**Your instructions**
Return the full listing exactly as it is written.

-------------------------

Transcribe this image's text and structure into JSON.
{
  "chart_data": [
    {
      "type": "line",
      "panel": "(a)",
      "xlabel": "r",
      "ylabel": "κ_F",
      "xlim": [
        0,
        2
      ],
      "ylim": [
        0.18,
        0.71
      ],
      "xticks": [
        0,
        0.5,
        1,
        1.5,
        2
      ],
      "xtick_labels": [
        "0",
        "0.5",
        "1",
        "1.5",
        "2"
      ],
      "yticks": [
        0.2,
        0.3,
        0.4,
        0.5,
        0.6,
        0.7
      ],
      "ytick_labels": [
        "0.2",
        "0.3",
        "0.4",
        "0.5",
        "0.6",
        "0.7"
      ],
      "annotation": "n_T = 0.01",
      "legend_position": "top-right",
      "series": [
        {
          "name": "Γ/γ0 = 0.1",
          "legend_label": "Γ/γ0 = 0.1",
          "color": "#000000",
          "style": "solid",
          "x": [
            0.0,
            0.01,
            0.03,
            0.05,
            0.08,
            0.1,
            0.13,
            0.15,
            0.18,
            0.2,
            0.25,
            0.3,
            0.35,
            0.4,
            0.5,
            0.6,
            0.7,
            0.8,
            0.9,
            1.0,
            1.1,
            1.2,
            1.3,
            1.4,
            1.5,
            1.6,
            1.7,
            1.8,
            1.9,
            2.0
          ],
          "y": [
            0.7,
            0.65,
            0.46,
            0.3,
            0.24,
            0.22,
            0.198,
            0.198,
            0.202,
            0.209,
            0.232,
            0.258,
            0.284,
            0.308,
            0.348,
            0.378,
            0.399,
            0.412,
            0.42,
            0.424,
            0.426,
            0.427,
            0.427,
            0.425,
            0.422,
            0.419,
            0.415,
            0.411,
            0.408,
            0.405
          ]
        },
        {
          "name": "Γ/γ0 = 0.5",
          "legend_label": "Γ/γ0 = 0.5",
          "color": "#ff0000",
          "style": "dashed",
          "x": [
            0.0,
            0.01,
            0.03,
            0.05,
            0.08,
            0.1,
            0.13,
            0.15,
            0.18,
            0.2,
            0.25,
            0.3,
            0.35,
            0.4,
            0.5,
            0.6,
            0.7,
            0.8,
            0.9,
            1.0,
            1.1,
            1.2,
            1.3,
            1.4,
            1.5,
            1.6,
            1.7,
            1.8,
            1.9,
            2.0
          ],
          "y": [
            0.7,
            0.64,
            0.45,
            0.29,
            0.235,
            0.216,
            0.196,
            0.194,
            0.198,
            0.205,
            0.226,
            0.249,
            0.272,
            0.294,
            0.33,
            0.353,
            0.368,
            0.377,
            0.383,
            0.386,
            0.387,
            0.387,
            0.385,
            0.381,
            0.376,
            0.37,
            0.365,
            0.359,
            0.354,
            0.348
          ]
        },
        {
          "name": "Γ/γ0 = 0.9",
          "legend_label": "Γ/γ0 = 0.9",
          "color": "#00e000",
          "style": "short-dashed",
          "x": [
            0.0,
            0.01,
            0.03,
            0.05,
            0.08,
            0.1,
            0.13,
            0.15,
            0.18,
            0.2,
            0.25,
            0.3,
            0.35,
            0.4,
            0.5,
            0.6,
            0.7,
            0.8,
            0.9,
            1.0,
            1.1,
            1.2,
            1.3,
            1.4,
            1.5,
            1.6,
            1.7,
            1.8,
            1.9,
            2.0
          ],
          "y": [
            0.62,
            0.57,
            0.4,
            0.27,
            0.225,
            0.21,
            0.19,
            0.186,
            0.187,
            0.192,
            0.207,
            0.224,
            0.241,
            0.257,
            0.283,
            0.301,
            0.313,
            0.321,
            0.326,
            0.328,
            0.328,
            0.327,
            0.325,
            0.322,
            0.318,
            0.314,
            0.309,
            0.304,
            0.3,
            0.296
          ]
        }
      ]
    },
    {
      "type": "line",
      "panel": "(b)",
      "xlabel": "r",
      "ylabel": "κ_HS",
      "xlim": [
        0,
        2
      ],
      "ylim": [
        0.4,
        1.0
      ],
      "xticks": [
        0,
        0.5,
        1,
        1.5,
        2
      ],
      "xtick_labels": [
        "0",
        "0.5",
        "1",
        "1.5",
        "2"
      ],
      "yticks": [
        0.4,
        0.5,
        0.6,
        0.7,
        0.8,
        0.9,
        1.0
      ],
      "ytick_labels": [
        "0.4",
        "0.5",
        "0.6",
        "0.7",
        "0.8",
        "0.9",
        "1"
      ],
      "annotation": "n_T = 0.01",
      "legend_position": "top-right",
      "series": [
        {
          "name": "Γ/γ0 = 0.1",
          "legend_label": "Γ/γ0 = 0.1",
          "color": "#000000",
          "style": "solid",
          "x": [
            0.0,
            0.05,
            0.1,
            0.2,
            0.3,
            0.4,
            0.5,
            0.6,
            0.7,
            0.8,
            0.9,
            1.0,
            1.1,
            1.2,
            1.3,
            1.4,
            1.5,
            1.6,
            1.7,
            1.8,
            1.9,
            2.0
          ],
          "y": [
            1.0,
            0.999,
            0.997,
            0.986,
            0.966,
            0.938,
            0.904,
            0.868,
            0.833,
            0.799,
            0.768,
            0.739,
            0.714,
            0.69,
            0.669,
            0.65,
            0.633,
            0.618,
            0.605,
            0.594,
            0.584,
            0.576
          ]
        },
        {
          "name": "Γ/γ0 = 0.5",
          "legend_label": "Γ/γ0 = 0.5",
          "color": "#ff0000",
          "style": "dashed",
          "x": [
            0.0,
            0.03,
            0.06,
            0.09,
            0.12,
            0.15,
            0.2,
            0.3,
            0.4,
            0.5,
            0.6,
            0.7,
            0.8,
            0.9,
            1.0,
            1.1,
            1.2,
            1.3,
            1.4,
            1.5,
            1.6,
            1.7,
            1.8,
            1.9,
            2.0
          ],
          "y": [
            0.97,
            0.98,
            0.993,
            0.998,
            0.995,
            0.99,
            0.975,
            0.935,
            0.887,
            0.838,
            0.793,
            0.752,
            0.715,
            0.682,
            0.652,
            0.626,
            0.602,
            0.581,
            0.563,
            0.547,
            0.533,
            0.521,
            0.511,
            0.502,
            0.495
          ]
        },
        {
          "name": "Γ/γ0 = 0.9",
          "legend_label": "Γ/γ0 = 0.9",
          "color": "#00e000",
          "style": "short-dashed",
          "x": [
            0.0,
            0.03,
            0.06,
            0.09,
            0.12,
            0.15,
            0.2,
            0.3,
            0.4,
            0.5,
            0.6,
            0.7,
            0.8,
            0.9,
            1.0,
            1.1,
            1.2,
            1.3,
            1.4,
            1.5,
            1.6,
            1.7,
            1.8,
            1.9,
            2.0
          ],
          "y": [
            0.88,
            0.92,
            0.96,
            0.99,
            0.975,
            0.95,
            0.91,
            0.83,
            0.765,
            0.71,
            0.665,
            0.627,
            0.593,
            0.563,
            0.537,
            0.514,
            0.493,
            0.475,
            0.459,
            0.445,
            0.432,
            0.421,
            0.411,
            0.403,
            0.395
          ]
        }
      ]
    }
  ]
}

-------------------------

**Output for this exercise**
Transcribe this image's text and structure into JSON.
{
  "chart_data": [
    {
      "type": "line",
      "panel": "(a)",
      "xlabel": "r",
      "ylabel": "κ_F",
      "xlim": [
        0,
        2
      ],
      "ylim": [
        0.18,
        0.71
      ],
      "xticks": [
        0,
        0.5,
        1,
        1.5,
        2
      ],
      "xtick_labels": [
        "0",
        "0.5",
        "1",
        "1.5",
        "2"
      ],
      "yticks": [
        0.2,
        0.3,
        0.4,
        0.5,
        0.6,
        0.7
      ],
      "ytick_labels": [
        "0.2",
        "0.3",
        "0.4",
        "0.5",
        "0.6",
        "0.7"
      ],
      "annotation": "n_T = 0.01",
      "legend_position": "top-right",
      "series": [
        {
          "name": "Γ/γ0 = 0.1",
          "legend_label": "Γ/γ0 = 0.1",
          "color": "#000000",
          "style": "solid",
          "x": [
            0.0,
            0.01,
            0.03,
            0.05,
            0.08,
            0.1,
            0.13,
            0.15,
            0.18,
            0.2,
            0.25,
            0.3,
            0.35,
            0.4,
            0.5,
            0.6,
            0.7,
            0.8,
            0.9,
            1.0,
            1.1,
            1.2,
            1.3,
            1.4,
            1.5,
            1.6,
            1.7,
            1.8,
            1.9,
            2.0
          ],
          "y": [
            0.7,
            0.65,
            0.46,
            0.3,
            0.24,
            0.22,
            0.198,
            0.198,
            0.202,
            0.209,
            0.232,
            0.258,
            0.284,
            0.308,
            0.348,
            0.378,
            0.399,
            0.412,
            0.42,
            0.424,
            0.426,
            0.427,
            0.427,
            0.425,
            0.422,
            0.419,
            0.415,
            0.411,
            0.408,
            0.405
          ]
        },
        {
          "name": "Γ/γ0 = 0.5",
          "legend_label": "Γ/γ0 = 0.5",
          "color": "#ff0000",
          "style": "dashed",
          "x": [
            0.0,
            0.01,
            0.03,
            0.05,
            0.08,
            0.1,
            0.13,
            0.15,
            0.18,
            0.2,
            0.25,
            0.3,
            0.35,
            0.4,
            0.5,
            0.6,
            0.7,
            0.8,
            0.9,
            1.0,
            1.1,
            1.2,
            1.3,
            1.4,
            1.5,
            1.6,
            1.7,
            1.8,
            1.9,
            2.0
          ],
          "y": [
            0.7,
            0.64,
            0.45,
            0.29,
            0.235,
            0.216,
            0.196,
            0.194,
            0.198,
            0.205,
            0.226,
            0.249,
            0.272,
            0.294,
            0.33,
            0.353,
            0.368,
            0.377,
            0.383,
            0.386,
            0.387,
            0.387,
            0.385,
            0.381,
            0.376,
            0.37,
            0.365,
            0.359,
            0.354,
            0.348
          ]
        },
        {
          "name": "Γ/γ0 = 0.9",
          "legend_label": "Γ/γ0 = 0.9",
          "color": "#00e000",
          "style": "short-dashed",
          "x": [
            0.0,
            0.01,
            0.03,
            0.05,
            0.08,
            0.1,
            0.13,
            0.15,
            0.18,
            0.2,
            0.25,
            0.3,
            0.35,
            0.4,
            0.5,
            0.6,
            0.7,
            0.8,
            0.9,
            1.0,
            1.1,
            1.2,
            1.3,
            1.4,
            1.5,
            1.6,
            1.7,
            1.8,
            1.9,
            2.0
          ],
          "y": [
            0.62,
            0.57,
            0.4,
            0.27,
            0.225,
            0.21,
            0.19,
            0.186,
            0.187,
            0.192,
            0.207,
            0.224,
            0.241,
            0.257,
            0.283,
            0.301,
            0.313,
            0.321,
            0.326,
            0.328,
            0.328,
            0.327,
            0.325,
            0.322,
            0.318,
            0.314,
            0.309,
            0.304,
            0.3,
            0.296
          ]
        }
      ]
    },
    {
      "type": "line",
      "panel": "(b)",
      "xlabel": "r",
      "ylabel": "κ_HS",
      "xlim": [
        0,
        2
      ],
      "ylim": [
        0.4,
        1.0
      ],
      "xticks": [
        0,
        0.5,
        1,
        1.5,
        2
      ],
      "xtick_labels": [
        "0",
        "0.5",
        "1",
        "1.5",
        "2"
      ],
      "yticks": [
        0.4,
        0.5,
        0.6,
        0.7,
        0.8,
        0.9,
        1.0
      ],
      "ytick_labels": [
        "0.4",
        "0.5",
        "0.6",
        "0.7",
        "0.8",
        "0.9",
        "1"
      ],
      "annotation": "n_T = 0.01",
      "legend_position": "top-right",
      "series": [
        {
          "name": "Γ/γ0 = 0.1",
          "legend_label": "Γ/γ0 = 0.1",
          "color": "#000000",
          "style": "solid",
          "x": [
            0.0,
            0.05,
            0.1,
            0.2,
            0.3,
            0.4,
            0.5,
            0.6,
            0.7,
            0.8,
            0.9,
            1.0,
            1.1,
            1.2,
            1.3,
            1.4,
            1.5,
            1.6,
            1.7,
            1.8,
            1.9,
            2.0
          ],
          "y": [
            1.0,
            0.999,
            0.997,
            0.986,
            0.966,
            0.938,
            0.904,
            0.868,
            0.833,
            0.799,
            0.768,
            0.739,
            0.714,
            0.69,
            0.669,
            0.65,
            0.633,
            0.618,
            0.605,
            0.594,
            0.584,
            0.576
          ]
        },
        {
          "name": "Γ/γ0 = 0.5",
          "legend_label": "Γ/γ0 = 0.5",
          "color": "#ff0000",
          "style": "dashed",
          "x": [
            0.0,
            0.03,
            0.06,
            0.09,
            0.12,
            0.15,
            0.2,
            0.3,
            0.4,
            0.5,
            0.6,
            0.7,
            0.8,
            0.9,
            1.0,
            1.1,
            1.2,
            1.3,
            1.4,
            1.5,
            1.6,
            1.7,
            1.8,
            1.9,
            2.0
          ],
          "y": [
            0.97,
            0.98,
            0.993,
            0.998,
            0.995,
            0.99,
            0.975,
            0.935,
            0.887,
            0.838,
            0.793,
            0.752,
            0.715,
            0.682,
            0.652,
            0.626,
            0.602,
            0.581,
            0.563,
            0.547,
            0.533,
            0.521,
            0.511,
            0.502,
            0.495
          ]
        },
        {
          "name": "Γ/γ0 = 0.9",
          "legend_label": "Γ/γ0 = 0.9",
          "color": "#00e000",
          "style": "short-dashed",
          "x": [
            0.0,
            0.03,
            0.06,
            0.09,
            0.12,
            0.15,
            0.2,
            0.3,
            0.4,
            0.5,
            0.6,
            0.7,
            0.8,
            0.9,
            1.0,
            1.1,
            1.2,
            1.3,
            1.4,
            1.5,
            1.6,
            1.7,
            1.8,
            1.9,
            2.0
          ],
          "y": [
            0.88,
            0.92,
            0.96,
            0.99,
            0.975,
            0.95,
            0.91,
            0.83,
            0.765,
            0.71,
            0.665,
            0.627,
            0.593,
            0.563,
            0.537,
            0.514,
            0.493,
            0.475,
            0.459,
            0.445,
            0.432,
            0.421,
            0.411,
            0.403,
            0.395
          ]
        }
      ]
    }
  ]
}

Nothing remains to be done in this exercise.